▶ What this task involves:
Sort through the entries below and pull out lines containing the word "text".

[Excerpts from a figure dataset]
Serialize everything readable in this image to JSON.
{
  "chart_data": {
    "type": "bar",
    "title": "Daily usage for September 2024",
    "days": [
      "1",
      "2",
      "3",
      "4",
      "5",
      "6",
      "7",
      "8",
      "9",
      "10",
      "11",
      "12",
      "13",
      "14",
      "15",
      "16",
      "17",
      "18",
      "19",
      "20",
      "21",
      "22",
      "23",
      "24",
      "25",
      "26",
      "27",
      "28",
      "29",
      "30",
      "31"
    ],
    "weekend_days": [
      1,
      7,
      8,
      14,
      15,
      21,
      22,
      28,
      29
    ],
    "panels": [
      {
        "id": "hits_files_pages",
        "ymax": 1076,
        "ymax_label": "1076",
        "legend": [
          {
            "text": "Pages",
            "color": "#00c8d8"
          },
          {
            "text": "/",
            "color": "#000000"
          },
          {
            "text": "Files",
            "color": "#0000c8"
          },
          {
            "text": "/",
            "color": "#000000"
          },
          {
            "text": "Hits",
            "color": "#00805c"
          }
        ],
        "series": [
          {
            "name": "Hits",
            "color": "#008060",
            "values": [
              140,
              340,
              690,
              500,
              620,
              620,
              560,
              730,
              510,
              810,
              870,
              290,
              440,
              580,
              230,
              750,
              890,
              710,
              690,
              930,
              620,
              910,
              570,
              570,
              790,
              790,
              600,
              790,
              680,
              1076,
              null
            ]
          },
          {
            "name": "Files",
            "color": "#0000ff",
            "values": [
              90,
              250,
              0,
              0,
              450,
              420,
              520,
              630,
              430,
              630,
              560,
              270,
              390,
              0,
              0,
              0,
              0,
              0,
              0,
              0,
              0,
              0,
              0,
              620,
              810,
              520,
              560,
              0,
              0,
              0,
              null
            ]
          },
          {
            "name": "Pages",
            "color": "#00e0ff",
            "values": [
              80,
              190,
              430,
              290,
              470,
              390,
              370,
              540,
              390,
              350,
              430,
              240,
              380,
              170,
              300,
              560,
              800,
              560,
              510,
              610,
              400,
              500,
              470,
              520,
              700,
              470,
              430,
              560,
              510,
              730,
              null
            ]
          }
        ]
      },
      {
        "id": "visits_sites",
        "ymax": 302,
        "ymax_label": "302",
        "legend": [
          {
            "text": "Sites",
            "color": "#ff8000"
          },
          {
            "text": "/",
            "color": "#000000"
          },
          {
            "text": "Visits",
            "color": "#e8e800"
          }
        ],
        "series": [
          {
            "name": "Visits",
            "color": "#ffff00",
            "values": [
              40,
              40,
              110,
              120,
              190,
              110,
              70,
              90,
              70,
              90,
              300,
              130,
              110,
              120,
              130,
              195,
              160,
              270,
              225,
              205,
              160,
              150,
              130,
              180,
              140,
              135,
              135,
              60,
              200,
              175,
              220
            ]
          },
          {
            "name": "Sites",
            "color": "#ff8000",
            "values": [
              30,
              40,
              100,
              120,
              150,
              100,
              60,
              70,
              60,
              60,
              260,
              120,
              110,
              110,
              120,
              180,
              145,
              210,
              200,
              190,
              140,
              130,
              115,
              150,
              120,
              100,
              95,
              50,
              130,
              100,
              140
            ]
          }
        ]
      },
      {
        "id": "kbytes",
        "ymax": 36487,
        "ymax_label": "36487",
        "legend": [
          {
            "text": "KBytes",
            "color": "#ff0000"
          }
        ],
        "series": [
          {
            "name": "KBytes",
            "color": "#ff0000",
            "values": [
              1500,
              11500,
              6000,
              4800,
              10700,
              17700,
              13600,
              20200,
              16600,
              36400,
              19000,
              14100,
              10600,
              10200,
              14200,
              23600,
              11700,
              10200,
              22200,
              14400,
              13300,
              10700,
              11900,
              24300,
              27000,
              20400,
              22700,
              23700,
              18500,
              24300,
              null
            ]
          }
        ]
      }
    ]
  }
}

▶ Task answer:
            "text": "Pages",
            "text": "/",
            "text": "Files",
            "text": "/",
            "text": "Hits",
            "text": "Sites",
            "text": "/",
            "text": "Visits",
            "text": "KBytes",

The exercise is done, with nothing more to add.